EXERCISE: Below are the records; reproduce all of them exactly but without any images.
──────── DATA ENTRIES ────────
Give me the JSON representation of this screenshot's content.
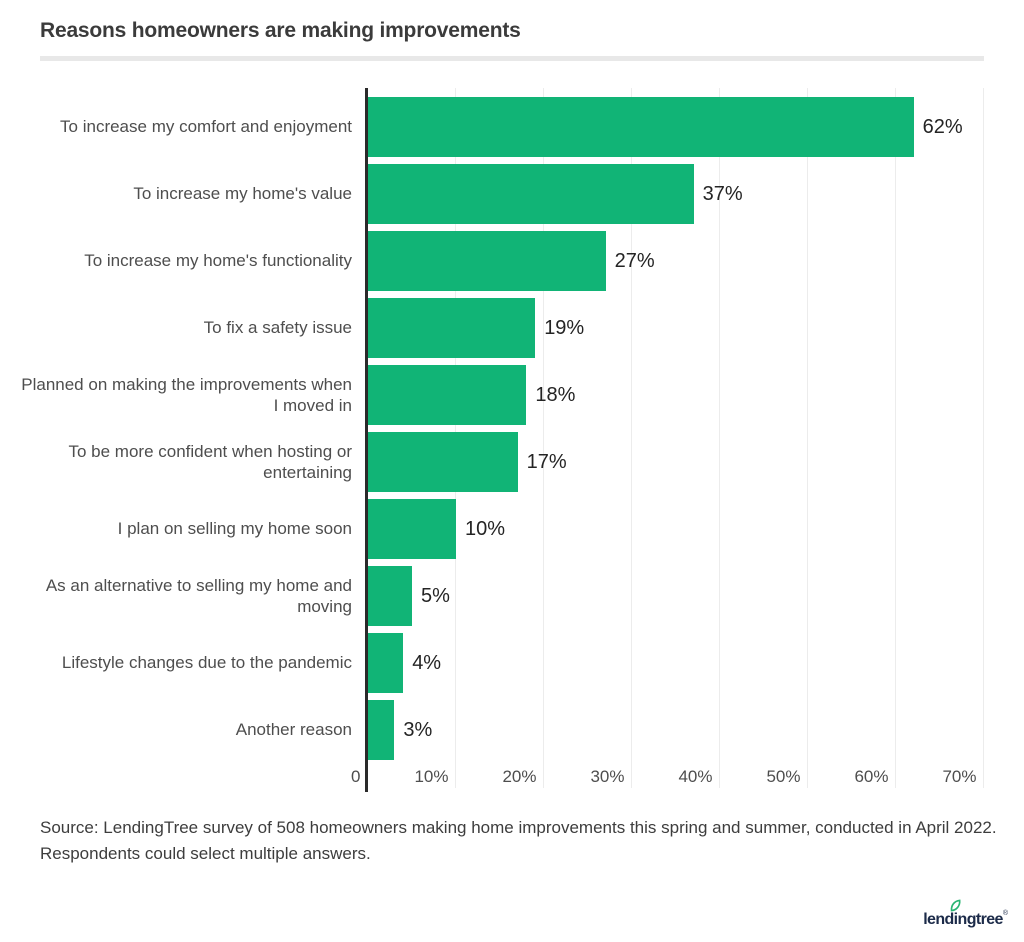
{
  "header": {
    "title": "Reasons homeowners are making improvements"
  },
  "chart_data": {
    "type": "bar",
    "orientation": "horizontal",
    "title": "Reasons homeowners are making improvements",
    "categories": [
      "To increase my comfort and enjoyment",
      "To increase my home's value",
      "To increase my home's functionality",
      "To fix a safety issue",
      "Planned on making the improvements when I moved in",
      "To be more confident when hosting or entertaining",
      "I plan on selling my home soon",
      "As an alternative to selling my home and moving",
      "Lifestyle changes due to the pandemic",
      "Another reason"
    ],
    "values": [
      62,
      37,
      27,
      19,
      18,
      17,
      10,
      5,
      4,
      3
    ],
    "value_labels": [
      "62%",
      "37%",
      "27%",
      "19%",
      "18%",
      "17%",
      "10%",
      "5%",
      "4%",
      "3%"
    ],
    "x_ticks": [
      {
        "value": 0,
        "label": "0"
      },
      {
        "value": 10,
        "label": "10%"
      },
      {
        "value": 20,
        "label": "20%"
      },
      {
        "value": 30,
        "label": "30%"
      },
      {
        "value": 40,
        "label": "40%"
      },
      {
        "value": 50,
        "label": "50%"
      },
      {
        "value": 60,
        "label": "60%"
      },
      {
        "value": 70,
        "label": "70%"
      }
    ],
    "xlim": [
      0,
      70
    ],
    "grid": true,
    "legend_position": "none",
    "bar_color": "#11B476",
    "axis_color": "#2A2A2A",
    "gridline_color": "#ECECEC"
  },
  "source": {
    "line1": "Source: LendingTree survey of 508 homeowners making home improvements this spring and summer, conducted in April 2022.",
    "line2": "Respondents could select multiple answers."
  },
  "footer": {
    "logo_text": "lendingtree",
    "logo_registered": "®",
    "logo_color": "#1C2B49",
    "leaf_color": "#2AB573"
  }
}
────────
ANSWER TO THIS PROBLEM:
Give me the JSON representation of this screenshot's content.
{
  "header": {
    "title": "Reasons homeowners are making improvements"
  },
  "chart_data": {
    "type": "bar",
    "orientation": "horizontal",
    "title": "Reasons homeowners are making improvements",
    "categories": [
      "To increase my comfort and enjoyment",
      "To increase my home's value",
      "To increase my home's functionality",
      "To fix a safety issue",
      "Planned on making the improvements when I moved in",
      "To be more confident when hosting or entertaining",
      "I plan on selling my home soon",
      "As an alternative to selling my home and moving",
      "Lifestyle changes due to the pandemic",
      "Another reason"
    ],
    "values": [
      62,
      37,
      27,
      19,
      18,
      17,
      10,
      5,
      4,
      3
    ],
    "value_labels": [
      "62%",
      "37%",
      "27%",
      "19%",
      "18%",
      "17%",
      "10%",
      "5%",
      "4%",
      "3%"
    ],
    "x_ticks": [
      {
        "value": 0,
        "label": "0"
      },
      {
        "value": 10,
        "label": "10%"
      },
      {
        "value": 20,
        "label": "20%"
      },
      {
        "value": 30,
        "label": "30%"
      },
      {
        "value": 40,
        "label": "40%"
      },
      {
        "value": 50,
        "label": "50%"
      },
      {
        "value": 60,
        "label": "60%"
      },
      {
        "value": 70,
        "label": "70%"
      }
    ],
    "xlim": [
      0,
      70
    ],
    "grid": true,
    "legend_position": "none",
    "bar_color": "#11B476",
    "axis_color": "#2A2A2A",
    "gridline_color": "#ECECEC"
  },
  "source": {
    "line1": "Source: LendingTree survey of 508 homeowners making home improvements this spring and summer, conducted in April 2022.",
    "line2": "Respondents could select multiple answers."
  },
  "footer": {
    "logo_text": "lendingtree",
    "logo_registered": "®",
    "logo_color": "#1C2B49",
    "leaf_color": "#2AB573"
  }
}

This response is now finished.